> [Stored records]
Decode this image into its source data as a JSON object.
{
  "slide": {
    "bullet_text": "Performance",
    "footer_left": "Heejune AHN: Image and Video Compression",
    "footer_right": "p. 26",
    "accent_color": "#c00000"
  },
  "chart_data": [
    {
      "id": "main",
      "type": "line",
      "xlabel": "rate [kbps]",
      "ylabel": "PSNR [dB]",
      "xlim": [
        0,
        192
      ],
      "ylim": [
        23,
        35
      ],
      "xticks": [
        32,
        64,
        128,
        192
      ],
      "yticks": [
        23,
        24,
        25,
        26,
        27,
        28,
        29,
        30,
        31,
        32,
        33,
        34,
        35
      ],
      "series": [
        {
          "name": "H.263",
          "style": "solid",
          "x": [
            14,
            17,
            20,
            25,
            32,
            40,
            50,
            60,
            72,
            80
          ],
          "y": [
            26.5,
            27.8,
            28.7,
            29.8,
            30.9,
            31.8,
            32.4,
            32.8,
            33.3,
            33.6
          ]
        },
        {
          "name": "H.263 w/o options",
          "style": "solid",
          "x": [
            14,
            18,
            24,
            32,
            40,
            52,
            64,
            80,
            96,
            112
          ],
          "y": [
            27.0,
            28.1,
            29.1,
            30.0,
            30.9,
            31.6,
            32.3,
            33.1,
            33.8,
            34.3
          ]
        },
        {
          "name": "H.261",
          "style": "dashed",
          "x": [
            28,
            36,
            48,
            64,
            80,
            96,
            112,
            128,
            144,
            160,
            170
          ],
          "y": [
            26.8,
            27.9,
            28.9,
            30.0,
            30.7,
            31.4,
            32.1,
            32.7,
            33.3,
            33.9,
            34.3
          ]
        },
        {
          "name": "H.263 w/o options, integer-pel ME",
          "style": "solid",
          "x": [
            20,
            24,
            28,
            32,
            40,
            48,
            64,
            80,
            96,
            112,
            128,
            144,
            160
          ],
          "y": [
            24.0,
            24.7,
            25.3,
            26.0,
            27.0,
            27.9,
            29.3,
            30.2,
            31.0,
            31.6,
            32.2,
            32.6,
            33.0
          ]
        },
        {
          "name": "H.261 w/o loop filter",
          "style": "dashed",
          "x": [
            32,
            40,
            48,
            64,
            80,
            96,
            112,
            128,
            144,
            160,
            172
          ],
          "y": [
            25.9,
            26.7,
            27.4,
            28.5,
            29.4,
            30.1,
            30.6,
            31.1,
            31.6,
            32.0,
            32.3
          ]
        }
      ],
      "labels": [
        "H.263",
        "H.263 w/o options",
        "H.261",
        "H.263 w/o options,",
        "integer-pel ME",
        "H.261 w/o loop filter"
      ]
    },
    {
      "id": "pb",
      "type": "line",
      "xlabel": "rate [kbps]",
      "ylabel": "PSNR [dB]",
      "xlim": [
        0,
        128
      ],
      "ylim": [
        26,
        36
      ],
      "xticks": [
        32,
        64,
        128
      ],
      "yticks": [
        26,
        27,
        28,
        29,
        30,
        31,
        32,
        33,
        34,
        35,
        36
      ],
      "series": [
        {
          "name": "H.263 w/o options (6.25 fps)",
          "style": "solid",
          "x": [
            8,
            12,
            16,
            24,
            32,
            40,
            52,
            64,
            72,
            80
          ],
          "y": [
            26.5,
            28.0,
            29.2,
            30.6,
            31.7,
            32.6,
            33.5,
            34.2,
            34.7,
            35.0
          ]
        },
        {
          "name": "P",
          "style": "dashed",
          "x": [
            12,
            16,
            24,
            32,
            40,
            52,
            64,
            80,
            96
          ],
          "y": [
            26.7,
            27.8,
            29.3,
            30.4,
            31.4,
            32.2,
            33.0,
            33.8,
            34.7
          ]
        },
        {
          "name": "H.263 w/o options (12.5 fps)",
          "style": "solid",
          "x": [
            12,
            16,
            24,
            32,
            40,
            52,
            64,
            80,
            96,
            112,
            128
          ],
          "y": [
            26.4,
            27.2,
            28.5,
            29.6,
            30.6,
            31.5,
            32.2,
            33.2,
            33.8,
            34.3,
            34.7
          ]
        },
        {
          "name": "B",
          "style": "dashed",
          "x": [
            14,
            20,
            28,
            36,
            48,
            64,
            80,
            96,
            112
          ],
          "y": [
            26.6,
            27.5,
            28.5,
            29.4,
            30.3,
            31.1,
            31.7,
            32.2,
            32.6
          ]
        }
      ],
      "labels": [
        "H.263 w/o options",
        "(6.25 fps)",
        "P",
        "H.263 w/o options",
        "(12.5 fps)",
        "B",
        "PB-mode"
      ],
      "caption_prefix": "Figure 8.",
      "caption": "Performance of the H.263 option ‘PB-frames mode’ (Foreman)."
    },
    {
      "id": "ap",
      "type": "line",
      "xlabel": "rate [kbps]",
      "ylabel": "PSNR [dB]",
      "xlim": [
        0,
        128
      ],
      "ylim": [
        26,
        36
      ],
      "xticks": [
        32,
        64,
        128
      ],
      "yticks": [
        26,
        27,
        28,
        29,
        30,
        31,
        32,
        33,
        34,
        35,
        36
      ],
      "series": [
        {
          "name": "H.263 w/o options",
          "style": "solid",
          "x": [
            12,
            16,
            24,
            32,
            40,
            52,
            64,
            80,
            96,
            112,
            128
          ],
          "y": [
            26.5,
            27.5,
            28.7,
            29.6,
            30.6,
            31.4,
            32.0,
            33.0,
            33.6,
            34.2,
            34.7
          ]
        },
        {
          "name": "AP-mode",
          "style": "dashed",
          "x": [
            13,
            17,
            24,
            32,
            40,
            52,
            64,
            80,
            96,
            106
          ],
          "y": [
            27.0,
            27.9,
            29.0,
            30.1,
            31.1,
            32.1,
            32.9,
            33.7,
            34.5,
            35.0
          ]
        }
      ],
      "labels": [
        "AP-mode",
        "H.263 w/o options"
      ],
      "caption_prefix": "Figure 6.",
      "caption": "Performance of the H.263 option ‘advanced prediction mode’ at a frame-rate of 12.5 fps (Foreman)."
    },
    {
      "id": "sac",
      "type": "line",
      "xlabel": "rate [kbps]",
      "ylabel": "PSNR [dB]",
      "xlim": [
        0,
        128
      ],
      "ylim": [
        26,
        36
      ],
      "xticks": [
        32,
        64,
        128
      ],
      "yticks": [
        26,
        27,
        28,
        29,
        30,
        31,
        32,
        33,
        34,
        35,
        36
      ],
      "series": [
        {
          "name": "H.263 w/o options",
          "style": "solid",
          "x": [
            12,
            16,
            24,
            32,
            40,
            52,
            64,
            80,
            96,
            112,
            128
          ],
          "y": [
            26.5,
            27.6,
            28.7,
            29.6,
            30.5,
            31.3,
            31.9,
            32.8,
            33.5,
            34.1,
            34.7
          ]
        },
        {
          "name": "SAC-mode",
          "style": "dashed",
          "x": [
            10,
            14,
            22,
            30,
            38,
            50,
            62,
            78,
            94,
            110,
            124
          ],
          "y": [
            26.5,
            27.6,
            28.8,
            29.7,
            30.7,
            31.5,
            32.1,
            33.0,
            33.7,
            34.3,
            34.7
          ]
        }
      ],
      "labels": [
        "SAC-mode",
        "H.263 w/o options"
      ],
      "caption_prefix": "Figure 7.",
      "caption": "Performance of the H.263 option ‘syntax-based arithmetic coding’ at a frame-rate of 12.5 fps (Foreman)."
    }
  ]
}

> [Brief] The records above must be output exactly, in full.

> [Answer for the task]
Decode this image into its source data as a JSON object.
{
  "slide": {
    "bullet_text": "Performance",
    "footer_left": "Heejune AHN: Image and Video Compression",
    "footer_right": "p. 26",
    "accent_color": "#c00000"
  },
  "chart_data": [
    {
      "id": "main",
      "type": "line",
      "xlabel": "rate [kbps]",
      "ylabel": "PSNR [dB]",
      "xlim": [
        0,
        192
      ],
      "ylim": [
        23,
        35
      ],
      "xticks": [
        32,
        64,
        128,
        192
      ],
      "yticks": [
        23,
        24,
        25,
        26,
        27,
        28,
        29,
        30,
        31,
        32,
        33,
        34,
        35
      ],
      "series": [
        {
          "name": "H.263",
          "style": "solid",
          "x": [
            14,
            17,
            20,
            25,
            32,
            40,
            50,
            60,
            72,
            80
          ],
          "y": [
            26.5,
            27.8,
            28.7,
            29.8,
            30.9,
            31.8,
            32.4,
            32.8,
            33.3,
            33.6
          ]
        },
        {
          "name": "H.263 w/o options",
          "style": "solid",
          "x": [
            14,
            18,
            24,
            32,
            40,
            52,
            64,
            80,
            96,
            112
          ],
          "y": [
            27.0,
            28.1,
            29.1,
            30.0,
            30.9,
            31.6,
            32.3,
            33.1,
            33.8,
            34.3
          ]
        },
        {
          "name": "H.261",
          "style": "dashed",
          "x": [
            28,
            36,
            48,
            64,
            80,
            96,
            112,
            128,
            144,
            160,
            170
          ],
          "y": [
            26.8,
            27.9,
            28.9,
            30.0,
            30.7,
            31.4,
            32.1,
            32.7,
            33.3,
            33.9,
            34.3
          ]
        },
        {
          "name": "H.263 w/o options, integer-pel ME",
          "style": "solid",
          "x": [
            20,
            24,
            28,
            32,
            40,
            48,
            64,
            80,
            96,
            112,
            128,
            144,
            160
          ],
          "y": [
            24.0,
            24.7,
            25.3,
            26.0,
            27.0,
            27.9,
            29.3,
            30.2,
            31.0,
            31.6,
            32.2,
            32.6,
            33.0
          ]
        },
        {
          "name": "H.261 w/o loop filter",
          "style": "dashed",
          "x": [
            32,
            40,
            48,
            64,
            80,
            96,
            112,
            128,
            144,
            160,
            172
          ],
          "y": [
            25.9,
            26.7,
            27.4,
            28.5,
            29.4,
            30.1,
            30.6,
            31.1,
            31.6,
            32.0,
            32.3
          ]
        }
      ],
      "labels": [
        "H.263",
        "H.263 w/o options",
        "H.261",
        "H.263 w/o options,",
        "integer-pel ME",
        "H.261 w/o loop filter"
      ]
    },
    {
      "id": "pb",
      "type": "line",
      "xlabel": "rate [kbps]",
      "ylabel": "PSNR [dB]",
      "xlim": [
        0,
        128
      ],
      "ylim": [
        26,
        36
      ],
      "xticks": [
        32,
        64,
        128
      ],
      "yticks": [
        26,
        27,
        28,
        29,
        30,
        31,
        32,
        33,
        34,
        35,
        36
      ],
      "series": [
        {
          "name": "H.263 w/o options (6.25 fps)",
          "style": "solid",
          "x": [
            8,
            12,
            16,
            24,
            32,
            40,
            52,
            64,
            72,
            80
          ],
          "y": [
            26.5,
            28.0,
            29.2,
            30.6,
            31.7,
            32.6,
            33.5,
            34.2,
            34.7,
            35.0
          ]
        },
        {
          "name": "P",
          "style": "dashed",
          "x": [
            12,
            16,
            24,
            32,
            40,
            52,
            64,
            80,
            96
          ],
          "y": [
            26.7,
            27.8,
            29.3,
            30.4,
            31.4,
            32.2,
            33.0,
            33.8,
            34.7
          ]
        },
        {
          "name": "H.263 w/o options (12.5 fps)",
          "style": "solid",
          "x": [
            12,
            16,
            24,
            32,
            40,
            52,
            64,
            80,
            96,
            112,
            128
          ],
          "y": [
            26.4,
            27.2,
            28.5,
            29.6,
            30.6,
            31.5,
            32.2,
            33.2,
            33.8,
            34.3,
            34.7
          ]
        },
        {
          "name": "B",
          "style": "dashed",
          "x": [
            14,
            20,
            28,
            36,
            48,
            64,
            80,
            96,
            112
          ],
          "y": [
            26.6,
            27.5,
            28.5,
            29.4,
            30.3,
            31.1,
            31.7,
            32.2,
            32.6
          ]
        }
      ],
      "labels": [
        "H.263 w/o options",
        "(6.25 fps)",
        "P",
        "H.263 w/o options",
        "(12.5 fps)",
        "B",
        "PB-mode"
      ],
      "caption_prefix": "Figure 8.",
      "caption": "Performance of the H.263 option ‘PB-frames mode’ (Foreman)."
    },
    {
      "id": "ap",
      "type": "line",
      "xlabel": "rate [kbps]",
      "ylabel": "PSNR [dB]",
      "xlim": [
        0,
        128
      ],
      "ylim": [
        26,
        36
      ],
      "xticks": [
        32,
        64,
        128
      ],
      "yticks": [
        26,
        27,
        28,
        29,
        30,
        31,
        32,
        33,
        34,
        35,
        36
      ],
      "series": [
        {
          "name": "H.263 w/o options",
          "style": "solid",
          "x": [
            12,
            16,
            24,
            32,
            40,
            52,
            64,
            80,
            96,
            112,
            128
          ],
          "y": [
            26.5,
            27.5,
            28.7,
            29.6,
            30.6,
            31.4,
            32.0,
            33.0,
            33.6,
            34.2,
            34.7
          ]
        },
        {
          "name": "AP-mode",
          "style": "dashed",
          "x": [
            13,
            17,
            24,
            32,
            40,
            52,
            64,
            80,
            96,
            106
          ],
          "y": [
            27.0,
            27.9,
            29.0,
            30.1,
            31.1,
            32.1,
            32.9,
            33.7,
            34.5,
            35.0
          ]
        }
      ],
      "labels": [
        "AP-mode",
        "H.263 w/o options"
      ],
      "caption_prefix": "Figure 6.",
      "caption": "Performance of the H.263 option ‘advanced prediction mode’ at a frame-rate of 12.5 fps (Foreman)."
    },
    {
      "id": "sac",
      "type": "line",
      "xlabel": "rate [kbps]",
      "ylabel": "PSNR [dB]",
      "xlim": [
        0,
        128
      ],
      "ylim": [
        26,
        36
      ],
      "xticks": [
        32,
        64,
        128
      ],
      "yticks": [
        26,
        27,
        28,
        29,
        30,
        31,
        32,
        33,
        34,
        35,
        36
      ],
      "series": [
        {
          "name": "H.263 w/o options",
          "style": "solid",
          "x": [
            12,
            16,
            24,
            32,
            40,
            52,
            64,
            80,
            96,
            112,
            128
          ],
          "y": [
            26.5,
            27.6,
            28.7,
            29.6,
            30.5,
            31.3,
            31.9,
            32.8,
            33.5,
            34.1,
            34.7
          ]
        },
        {
          "name": "SAC-mode",
          "style": "dashed",
          "x": [
            10,
            14,
            22,
            30,
            38,
            50,
            62,
            78,
            94,
            110,
            124
          ],
          "y": [
            26.5,
            27.6,
            28.8,
            29.7,
            30.7,
            31.5,
            32.1,
            33.0,
            33.7,
            34.3,
            34.7
          ]
        }
      ],
      "labels": [
        "SAC-mode",
        "H.263 w/o options"
      ],
      "caption_prefix": "Figure 7.",
      "caption": "Performance of the H.263 option ‘syntax-based arithmetic coding’ at a frame-rate of 12.5 fps (Foreman)."
    }
  ]
}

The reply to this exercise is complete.